--- Excerpted data ---

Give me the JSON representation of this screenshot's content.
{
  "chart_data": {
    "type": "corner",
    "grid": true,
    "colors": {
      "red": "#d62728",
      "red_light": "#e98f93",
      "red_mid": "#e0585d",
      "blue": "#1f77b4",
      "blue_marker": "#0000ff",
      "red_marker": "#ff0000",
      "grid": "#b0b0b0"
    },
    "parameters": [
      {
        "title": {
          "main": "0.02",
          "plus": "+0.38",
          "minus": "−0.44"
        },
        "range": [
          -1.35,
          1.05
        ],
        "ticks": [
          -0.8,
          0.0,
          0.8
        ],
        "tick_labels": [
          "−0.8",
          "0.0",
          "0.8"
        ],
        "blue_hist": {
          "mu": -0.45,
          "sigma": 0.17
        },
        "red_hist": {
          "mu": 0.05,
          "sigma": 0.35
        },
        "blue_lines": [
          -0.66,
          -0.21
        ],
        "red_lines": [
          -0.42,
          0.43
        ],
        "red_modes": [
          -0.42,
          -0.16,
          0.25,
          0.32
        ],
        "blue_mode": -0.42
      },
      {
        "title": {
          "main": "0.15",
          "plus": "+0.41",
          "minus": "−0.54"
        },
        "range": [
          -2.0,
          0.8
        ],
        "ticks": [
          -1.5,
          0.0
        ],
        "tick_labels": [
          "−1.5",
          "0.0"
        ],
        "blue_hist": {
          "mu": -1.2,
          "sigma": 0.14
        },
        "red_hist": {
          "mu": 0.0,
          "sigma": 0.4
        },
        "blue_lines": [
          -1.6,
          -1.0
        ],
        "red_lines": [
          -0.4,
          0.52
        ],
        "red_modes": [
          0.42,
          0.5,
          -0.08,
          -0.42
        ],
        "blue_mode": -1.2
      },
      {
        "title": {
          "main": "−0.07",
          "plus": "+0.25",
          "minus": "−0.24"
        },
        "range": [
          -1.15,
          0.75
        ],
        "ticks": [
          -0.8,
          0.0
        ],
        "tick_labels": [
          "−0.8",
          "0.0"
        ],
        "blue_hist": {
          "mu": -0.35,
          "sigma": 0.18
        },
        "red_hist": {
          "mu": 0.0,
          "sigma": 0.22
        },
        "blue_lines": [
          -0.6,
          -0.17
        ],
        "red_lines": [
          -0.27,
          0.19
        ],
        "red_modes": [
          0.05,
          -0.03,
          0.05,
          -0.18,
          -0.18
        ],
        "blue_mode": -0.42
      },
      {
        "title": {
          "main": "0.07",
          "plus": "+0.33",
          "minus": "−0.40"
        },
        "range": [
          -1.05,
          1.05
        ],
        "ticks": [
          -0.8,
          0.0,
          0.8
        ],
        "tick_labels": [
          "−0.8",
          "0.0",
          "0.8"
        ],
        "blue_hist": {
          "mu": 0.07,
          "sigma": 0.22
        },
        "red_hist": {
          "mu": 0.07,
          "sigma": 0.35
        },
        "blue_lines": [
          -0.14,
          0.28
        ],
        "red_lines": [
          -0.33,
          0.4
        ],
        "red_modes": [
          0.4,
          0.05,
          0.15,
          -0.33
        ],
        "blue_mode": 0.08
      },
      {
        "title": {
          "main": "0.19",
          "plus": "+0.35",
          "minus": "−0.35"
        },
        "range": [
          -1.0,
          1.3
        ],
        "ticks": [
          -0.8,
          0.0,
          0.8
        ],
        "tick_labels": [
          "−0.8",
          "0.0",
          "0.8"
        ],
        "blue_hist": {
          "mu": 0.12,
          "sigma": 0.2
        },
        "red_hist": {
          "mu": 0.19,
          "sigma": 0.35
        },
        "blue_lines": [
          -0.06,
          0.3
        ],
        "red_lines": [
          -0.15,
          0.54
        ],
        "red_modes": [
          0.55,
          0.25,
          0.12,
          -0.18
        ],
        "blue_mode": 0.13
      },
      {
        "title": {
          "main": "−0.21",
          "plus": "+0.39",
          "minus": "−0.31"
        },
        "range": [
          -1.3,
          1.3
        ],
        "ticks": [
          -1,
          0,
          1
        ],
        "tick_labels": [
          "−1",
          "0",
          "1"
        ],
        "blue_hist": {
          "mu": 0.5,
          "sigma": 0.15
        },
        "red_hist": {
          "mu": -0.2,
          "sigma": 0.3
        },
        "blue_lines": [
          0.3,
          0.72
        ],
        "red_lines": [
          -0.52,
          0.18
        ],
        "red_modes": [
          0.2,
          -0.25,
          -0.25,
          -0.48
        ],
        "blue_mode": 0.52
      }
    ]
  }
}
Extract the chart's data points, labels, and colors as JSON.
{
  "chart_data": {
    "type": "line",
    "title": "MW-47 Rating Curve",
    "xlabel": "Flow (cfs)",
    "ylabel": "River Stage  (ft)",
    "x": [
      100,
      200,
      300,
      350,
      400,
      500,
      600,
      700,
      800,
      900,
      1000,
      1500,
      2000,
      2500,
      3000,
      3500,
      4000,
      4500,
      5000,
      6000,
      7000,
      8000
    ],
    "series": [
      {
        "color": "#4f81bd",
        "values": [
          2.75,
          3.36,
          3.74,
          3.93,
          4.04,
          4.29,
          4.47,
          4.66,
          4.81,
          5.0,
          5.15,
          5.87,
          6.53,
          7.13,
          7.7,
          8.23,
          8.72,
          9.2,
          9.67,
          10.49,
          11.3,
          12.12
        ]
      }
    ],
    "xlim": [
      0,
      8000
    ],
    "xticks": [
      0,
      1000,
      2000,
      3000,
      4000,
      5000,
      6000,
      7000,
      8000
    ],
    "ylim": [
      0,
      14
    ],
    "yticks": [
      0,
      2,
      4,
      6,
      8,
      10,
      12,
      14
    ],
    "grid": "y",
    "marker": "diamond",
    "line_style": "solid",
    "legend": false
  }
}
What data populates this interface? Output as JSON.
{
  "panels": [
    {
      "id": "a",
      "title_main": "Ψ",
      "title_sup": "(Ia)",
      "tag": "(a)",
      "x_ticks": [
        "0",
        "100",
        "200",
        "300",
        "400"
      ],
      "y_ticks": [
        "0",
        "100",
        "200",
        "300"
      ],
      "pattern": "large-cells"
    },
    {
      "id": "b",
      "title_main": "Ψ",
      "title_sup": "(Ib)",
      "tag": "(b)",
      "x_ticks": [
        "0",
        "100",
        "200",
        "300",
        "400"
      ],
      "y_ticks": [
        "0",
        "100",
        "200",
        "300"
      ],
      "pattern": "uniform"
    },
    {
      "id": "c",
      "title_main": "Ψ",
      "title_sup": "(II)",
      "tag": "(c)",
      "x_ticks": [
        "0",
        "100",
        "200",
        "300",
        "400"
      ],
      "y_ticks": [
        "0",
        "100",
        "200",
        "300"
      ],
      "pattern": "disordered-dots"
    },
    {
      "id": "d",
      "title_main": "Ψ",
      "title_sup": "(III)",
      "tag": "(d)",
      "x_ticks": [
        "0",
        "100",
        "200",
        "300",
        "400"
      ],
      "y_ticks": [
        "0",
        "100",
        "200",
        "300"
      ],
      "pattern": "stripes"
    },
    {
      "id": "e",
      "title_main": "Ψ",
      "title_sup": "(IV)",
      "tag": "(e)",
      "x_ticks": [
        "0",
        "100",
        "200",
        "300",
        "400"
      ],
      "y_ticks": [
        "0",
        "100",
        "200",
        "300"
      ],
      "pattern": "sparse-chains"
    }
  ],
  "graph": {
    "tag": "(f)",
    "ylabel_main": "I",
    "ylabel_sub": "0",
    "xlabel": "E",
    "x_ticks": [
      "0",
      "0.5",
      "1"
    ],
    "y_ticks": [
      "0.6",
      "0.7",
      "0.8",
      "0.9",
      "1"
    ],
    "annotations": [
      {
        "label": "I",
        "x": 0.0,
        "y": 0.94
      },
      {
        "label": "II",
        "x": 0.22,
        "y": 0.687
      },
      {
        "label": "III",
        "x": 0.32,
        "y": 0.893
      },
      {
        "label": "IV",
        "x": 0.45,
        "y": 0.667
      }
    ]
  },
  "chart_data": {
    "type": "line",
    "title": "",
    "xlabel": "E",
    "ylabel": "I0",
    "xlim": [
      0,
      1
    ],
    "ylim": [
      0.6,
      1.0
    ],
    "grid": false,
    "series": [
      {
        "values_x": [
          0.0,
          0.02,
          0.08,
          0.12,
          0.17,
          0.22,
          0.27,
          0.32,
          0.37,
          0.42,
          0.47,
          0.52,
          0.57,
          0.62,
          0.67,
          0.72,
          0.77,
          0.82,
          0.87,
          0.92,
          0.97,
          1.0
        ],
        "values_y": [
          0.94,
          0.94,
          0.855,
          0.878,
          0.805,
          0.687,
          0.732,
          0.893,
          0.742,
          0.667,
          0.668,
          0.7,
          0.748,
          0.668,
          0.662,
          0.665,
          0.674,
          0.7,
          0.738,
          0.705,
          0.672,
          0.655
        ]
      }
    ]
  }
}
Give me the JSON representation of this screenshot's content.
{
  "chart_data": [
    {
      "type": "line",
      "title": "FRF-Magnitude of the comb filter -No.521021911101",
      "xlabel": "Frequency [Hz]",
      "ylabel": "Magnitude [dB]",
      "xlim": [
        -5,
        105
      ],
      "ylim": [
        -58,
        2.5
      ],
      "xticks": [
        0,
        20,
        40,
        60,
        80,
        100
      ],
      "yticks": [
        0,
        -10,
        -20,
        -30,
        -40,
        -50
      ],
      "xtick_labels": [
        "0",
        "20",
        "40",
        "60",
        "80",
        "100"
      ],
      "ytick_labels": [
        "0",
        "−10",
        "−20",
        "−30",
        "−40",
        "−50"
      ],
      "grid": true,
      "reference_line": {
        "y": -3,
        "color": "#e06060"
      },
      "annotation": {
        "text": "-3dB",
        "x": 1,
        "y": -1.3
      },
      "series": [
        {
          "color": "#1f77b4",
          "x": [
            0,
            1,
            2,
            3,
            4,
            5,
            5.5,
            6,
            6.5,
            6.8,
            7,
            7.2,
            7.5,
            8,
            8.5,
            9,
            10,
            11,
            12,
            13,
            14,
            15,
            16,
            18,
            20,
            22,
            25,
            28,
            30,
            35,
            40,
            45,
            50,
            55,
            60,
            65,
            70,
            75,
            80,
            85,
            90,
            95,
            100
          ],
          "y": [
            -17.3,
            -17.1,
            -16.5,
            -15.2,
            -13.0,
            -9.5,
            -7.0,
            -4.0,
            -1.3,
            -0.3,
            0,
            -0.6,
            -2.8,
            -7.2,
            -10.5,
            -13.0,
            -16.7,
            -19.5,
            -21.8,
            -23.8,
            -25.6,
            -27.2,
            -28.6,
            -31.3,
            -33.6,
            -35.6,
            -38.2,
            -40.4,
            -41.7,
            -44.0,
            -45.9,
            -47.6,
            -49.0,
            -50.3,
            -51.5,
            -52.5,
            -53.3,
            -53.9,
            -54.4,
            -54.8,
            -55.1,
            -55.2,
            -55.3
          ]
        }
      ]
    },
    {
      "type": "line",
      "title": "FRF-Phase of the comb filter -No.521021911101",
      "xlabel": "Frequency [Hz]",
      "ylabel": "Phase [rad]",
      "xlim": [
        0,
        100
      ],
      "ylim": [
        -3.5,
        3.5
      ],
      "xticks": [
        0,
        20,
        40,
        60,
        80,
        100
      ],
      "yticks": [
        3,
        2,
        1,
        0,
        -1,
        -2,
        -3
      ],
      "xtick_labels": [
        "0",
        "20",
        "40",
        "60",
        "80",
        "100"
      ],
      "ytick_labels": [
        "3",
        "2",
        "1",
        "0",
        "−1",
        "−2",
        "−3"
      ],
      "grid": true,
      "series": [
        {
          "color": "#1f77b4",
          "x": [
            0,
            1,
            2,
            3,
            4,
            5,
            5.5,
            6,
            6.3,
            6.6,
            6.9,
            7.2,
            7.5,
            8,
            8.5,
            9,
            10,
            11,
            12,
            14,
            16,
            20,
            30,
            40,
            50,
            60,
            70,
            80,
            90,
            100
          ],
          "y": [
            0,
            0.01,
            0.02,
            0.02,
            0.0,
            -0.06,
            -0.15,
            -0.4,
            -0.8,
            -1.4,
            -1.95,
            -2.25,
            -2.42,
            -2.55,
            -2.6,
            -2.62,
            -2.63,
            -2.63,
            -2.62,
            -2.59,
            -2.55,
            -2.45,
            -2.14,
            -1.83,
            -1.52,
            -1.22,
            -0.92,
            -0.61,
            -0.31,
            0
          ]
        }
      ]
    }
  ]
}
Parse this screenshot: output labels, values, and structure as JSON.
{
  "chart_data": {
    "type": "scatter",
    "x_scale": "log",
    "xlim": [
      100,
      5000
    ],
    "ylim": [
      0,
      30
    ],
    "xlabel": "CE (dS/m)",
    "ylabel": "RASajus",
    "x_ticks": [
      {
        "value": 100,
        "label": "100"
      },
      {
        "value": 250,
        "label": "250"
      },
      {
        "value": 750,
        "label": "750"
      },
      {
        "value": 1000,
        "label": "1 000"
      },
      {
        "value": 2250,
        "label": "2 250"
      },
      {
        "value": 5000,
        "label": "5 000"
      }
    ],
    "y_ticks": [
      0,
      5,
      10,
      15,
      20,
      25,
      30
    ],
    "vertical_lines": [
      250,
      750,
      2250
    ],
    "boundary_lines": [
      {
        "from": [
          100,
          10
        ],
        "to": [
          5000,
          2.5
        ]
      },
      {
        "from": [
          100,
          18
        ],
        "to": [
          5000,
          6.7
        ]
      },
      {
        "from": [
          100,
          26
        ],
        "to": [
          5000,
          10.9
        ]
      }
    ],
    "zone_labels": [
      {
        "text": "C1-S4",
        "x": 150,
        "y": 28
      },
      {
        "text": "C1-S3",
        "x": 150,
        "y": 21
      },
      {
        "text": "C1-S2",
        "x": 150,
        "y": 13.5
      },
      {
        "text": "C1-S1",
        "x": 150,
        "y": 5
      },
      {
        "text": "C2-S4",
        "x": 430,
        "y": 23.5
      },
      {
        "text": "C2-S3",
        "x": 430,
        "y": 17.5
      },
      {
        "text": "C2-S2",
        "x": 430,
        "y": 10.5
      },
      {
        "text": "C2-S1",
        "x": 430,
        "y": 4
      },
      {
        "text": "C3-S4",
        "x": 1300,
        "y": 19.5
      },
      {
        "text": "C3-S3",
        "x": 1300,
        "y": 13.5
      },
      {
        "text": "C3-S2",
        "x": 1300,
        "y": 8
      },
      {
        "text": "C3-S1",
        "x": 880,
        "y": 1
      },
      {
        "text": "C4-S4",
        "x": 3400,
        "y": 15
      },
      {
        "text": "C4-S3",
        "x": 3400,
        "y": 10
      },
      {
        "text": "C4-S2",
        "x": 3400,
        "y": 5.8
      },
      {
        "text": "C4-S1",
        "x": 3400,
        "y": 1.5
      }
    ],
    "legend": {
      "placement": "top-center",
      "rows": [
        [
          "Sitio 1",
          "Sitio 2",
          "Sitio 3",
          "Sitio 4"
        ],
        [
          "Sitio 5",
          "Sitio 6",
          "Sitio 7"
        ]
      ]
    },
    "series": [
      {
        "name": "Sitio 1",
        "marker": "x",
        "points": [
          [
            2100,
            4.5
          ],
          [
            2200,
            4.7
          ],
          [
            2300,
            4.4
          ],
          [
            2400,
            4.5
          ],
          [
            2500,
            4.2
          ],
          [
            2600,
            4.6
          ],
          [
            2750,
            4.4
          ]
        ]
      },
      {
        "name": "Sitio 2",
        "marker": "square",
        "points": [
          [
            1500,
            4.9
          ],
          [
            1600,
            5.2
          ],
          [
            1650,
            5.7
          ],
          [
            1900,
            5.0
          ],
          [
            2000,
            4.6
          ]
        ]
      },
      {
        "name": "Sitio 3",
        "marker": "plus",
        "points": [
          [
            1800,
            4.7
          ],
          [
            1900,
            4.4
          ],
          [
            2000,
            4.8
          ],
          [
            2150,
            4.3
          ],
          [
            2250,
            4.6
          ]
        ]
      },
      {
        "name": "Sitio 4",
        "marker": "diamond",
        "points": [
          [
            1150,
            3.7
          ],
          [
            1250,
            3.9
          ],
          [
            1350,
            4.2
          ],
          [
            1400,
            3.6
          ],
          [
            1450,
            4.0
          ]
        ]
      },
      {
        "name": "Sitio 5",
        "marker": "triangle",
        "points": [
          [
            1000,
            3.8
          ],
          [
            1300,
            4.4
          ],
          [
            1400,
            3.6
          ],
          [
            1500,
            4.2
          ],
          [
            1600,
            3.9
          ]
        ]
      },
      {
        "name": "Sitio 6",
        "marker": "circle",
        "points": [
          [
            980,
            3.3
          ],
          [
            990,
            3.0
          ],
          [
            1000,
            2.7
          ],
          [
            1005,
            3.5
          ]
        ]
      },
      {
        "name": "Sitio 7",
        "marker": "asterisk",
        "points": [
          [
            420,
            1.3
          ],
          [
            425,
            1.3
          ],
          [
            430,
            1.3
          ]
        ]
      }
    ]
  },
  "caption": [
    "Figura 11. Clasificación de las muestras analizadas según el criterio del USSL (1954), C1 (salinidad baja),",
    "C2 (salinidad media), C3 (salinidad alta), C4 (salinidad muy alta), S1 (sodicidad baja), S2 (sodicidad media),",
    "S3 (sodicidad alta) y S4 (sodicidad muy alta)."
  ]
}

---

# Problem to work on
Pick out and copy the lines of the material that include the word "salinidad".

# Complete response
    "Figura 11. Clasificación de las muestras analizadas según el criterio del USSL (1954), C1 (salinidad baja),",
    "C2 (salinidad media), C3 (salinidad alta), C4 (salinidad muy alta), S1 (sodicidad baja), S2 (sodicidad media),",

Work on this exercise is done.